◆ **What is being asked**: Pick every line with "contains" from the material below.
--- BEGIN Supplied records ---
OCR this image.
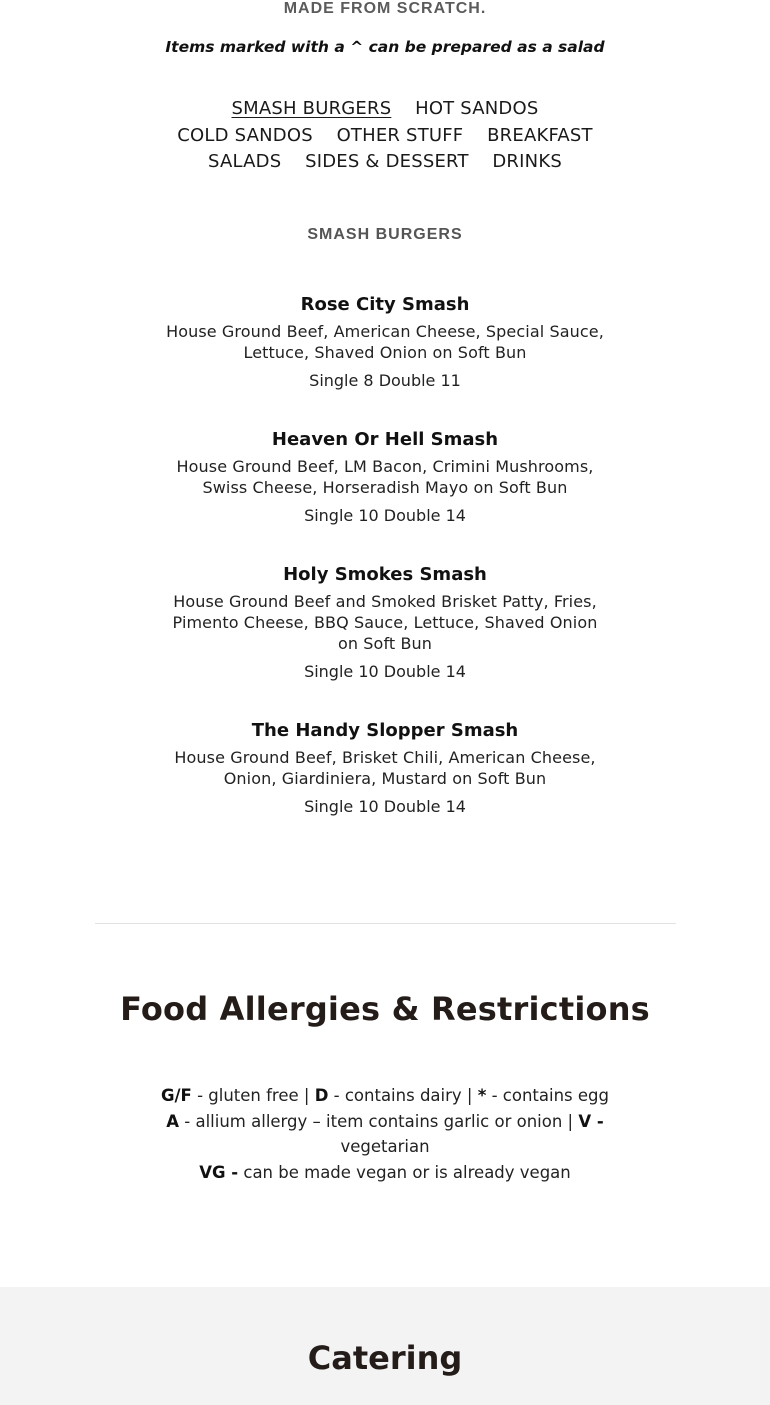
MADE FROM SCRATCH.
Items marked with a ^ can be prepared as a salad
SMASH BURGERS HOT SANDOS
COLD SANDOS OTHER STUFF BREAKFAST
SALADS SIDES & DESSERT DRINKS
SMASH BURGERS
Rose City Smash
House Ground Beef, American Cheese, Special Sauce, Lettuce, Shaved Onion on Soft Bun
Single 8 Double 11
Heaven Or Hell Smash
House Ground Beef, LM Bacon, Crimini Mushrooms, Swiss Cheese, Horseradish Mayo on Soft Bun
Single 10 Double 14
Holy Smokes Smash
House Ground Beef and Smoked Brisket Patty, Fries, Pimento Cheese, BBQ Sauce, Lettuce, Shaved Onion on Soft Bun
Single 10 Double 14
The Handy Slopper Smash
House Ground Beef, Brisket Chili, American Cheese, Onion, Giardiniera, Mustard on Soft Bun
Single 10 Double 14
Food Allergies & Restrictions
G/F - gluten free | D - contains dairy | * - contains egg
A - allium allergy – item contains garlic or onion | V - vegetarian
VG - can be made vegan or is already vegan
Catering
--- END Supplied records ---
◆ **Response below**:
G/F - gluten free | D - contains dairy | * - contains egg
A - allium allergy – item contains garlic or onion | V - vegetarian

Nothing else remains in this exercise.